Goal: Of the lines in the entries below, state how many hold the word "Output". Say nothing else.

* start *

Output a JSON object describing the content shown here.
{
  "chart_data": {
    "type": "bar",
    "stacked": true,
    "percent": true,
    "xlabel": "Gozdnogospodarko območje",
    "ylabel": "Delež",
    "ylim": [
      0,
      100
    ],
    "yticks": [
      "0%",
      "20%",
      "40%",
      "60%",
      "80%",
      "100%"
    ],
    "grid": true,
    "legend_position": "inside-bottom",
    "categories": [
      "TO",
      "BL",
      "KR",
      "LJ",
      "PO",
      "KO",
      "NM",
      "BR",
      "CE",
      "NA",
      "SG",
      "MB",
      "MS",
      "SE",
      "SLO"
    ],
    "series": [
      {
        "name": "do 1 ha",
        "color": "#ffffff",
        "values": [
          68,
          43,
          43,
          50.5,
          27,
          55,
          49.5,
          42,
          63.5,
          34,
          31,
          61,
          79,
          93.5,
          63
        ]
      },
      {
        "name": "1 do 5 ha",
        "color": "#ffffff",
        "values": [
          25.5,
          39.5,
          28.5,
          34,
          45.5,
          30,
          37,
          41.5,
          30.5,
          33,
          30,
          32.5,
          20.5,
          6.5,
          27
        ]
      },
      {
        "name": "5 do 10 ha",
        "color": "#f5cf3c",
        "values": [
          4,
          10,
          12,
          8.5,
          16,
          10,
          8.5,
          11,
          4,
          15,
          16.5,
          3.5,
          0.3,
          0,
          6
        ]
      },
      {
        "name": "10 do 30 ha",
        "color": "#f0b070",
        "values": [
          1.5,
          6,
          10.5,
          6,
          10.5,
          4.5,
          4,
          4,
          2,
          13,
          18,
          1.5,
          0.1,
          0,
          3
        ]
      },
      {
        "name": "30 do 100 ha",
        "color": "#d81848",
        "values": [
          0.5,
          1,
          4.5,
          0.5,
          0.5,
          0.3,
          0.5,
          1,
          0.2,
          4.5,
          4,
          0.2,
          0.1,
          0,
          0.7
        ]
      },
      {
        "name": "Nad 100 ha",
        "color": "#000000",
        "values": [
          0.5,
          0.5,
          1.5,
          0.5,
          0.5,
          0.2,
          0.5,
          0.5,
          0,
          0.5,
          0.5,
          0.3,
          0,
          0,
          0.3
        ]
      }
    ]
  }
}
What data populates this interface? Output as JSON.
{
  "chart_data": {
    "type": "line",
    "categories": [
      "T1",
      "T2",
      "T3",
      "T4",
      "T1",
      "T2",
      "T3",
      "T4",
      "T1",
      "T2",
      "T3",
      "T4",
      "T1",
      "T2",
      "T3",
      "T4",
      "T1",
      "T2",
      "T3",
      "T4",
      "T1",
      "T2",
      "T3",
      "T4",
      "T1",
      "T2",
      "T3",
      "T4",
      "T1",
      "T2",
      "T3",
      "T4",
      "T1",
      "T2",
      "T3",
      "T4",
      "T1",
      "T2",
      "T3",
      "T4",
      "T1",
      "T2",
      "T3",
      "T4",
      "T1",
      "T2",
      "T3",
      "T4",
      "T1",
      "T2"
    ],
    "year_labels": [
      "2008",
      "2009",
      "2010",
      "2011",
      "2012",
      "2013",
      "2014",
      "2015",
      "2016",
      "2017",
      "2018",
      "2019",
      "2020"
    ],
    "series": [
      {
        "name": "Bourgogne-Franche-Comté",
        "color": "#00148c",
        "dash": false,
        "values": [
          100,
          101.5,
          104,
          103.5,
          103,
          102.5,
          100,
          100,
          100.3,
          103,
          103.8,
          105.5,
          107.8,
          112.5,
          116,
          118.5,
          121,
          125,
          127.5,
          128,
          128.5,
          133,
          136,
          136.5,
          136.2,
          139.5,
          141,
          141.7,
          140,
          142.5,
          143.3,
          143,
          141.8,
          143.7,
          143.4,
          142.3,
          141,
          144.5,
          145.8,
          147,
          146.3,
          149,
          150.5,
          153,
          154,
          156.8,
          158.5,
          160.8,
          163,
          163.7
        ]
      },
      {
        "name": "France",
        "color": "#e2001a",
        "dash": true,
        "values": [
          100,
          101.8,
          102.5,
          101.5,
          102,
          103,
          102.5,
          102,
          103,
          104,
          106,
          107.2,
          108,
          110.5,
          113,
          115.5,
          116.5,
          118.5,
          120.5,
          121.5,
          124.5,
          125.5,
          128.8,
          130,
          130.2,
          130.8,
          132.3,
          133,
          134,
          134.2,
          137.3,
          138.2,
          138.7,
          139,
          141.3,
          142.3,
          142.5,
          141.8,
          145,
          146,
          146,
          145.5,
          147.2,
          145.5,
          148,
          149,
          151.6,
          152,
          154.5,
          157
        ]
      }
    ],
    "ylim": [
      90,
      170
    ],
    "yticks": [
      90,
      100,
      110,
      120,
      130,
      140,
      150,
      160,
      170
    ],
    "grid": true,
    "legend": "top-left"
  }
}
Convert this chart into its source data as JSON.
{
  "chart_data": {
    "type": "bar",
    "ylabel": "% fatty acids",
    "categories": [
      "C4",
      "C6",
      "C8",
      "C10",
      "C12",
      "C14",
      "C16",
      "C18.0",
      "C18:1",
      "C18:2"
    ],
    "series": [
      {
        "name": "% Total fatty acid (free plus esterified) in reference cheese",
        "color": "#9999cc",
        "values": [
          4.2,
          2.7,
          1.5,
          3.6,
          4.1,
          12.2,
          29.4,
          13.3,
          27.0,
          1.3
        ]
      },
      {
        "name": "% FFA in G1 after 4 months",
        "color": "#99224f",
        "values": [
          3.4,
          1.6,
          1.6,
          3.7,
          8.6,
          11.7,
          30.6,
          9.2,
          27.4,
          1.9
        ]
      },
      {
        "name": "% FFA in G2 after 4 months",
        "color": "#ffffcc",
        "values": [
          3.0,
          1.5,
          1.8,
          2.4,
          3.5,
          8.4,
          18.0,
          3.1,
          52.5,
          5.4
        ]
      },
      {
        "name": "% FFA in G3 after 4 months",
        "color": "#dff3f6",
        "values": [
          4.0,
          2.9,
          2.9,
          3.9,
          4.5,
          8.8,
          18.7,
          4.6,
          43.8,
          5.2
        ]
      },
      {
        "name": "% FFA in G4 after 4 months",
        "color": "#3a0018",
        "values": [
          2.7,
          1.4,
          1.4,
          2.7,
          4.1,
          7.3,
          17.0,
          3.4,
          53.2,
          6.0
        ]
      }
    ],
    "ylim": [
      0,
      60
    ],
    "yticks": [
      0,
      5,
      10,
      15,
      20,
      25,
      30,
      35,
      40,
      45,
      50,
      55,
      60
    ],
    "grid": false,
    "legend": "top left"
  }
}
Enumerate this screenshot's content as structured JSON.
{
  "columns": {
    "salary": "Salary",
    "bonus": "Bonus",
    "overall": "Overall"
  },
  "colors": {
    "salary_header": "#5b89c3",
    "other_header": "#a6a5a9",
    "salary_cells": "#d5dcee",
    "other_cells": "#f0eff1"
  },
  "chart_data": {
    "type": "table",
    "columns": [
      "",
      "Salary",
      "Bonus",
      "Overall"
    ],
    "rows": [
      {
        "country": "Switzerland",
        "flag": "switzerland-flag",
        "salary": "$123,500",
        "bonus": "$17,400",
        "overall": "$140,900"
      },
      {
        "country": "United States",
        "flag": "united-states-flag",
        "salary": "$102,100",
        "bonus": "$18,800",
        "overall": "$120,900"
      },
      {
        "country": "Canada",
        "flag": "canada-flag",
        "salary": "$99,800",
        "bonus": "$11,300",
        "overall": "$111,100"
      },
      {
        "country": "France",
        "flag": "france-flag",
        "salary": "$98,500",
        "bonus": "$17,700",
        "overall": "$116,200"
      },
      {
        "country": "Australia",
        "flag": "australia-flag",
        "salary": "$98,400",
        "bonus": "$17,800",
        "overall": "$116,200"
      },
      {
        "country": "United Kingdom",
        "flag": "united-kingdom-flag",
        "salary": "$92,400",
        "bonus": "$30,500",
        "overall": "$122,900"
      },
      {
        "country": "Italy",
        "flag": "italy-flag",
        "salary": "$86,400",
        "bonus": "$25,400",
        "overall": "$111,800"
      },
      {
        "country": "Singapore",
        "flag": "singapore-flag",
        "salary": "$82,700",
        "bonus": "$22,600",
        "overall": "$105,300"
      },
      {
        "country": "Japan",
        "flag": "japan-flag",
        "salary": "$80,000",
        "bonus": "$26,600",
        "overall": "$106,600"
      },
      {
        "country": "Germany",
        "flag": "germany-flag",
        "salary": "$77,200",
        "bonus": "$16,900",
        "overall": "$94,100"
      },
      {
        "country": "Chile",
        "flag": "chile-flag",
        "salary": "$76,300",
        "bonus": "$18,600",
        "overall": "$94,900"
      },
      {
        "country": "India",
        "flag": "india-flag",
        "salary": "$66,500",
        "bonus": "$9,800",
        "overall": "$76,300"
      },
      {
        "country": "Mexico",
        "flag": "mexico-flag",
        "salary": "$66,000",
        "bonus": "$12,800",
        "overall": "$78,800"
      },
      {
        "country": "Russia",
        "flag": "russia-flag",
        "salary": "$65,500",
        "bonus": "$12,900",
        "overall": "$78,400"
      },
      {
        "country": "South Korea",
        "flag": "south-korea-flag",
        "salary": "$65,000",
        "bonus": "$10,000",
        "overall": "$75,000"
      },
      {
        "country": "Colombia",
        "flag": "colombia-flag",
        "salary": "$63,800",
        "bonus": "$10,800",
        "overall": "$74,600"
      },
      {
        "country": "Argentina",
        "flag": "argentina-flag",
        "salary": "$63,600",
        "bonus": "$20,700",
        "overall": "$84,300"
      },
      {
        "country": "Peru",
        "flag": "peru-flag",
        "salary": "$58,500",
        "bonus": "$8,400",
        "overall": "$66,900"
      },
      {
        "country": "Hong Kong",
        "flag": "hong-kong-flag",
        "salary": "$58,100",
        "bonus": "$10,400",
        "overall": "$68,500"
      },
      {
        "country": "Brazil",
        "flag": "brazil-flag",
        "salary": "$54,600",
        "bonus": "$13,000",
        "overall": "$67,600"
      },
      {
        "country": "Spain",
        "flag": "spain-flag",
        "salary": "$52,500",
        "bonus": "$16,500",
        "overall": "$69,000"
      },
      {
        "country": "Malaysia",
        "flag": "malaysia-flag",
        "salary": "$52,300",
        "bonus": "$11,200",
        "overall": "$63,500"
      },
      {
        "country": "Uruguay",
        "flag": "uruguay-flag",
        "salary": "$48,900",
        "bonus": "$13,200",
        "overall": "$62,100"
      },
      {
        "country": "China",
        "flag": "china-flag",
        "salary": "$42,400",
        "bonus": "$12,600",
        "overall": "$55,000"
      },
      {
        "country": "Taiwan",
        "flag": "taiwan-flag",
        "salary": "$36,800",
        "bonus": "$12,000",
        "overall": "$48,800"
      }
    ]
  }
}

* end *

Task answer: 2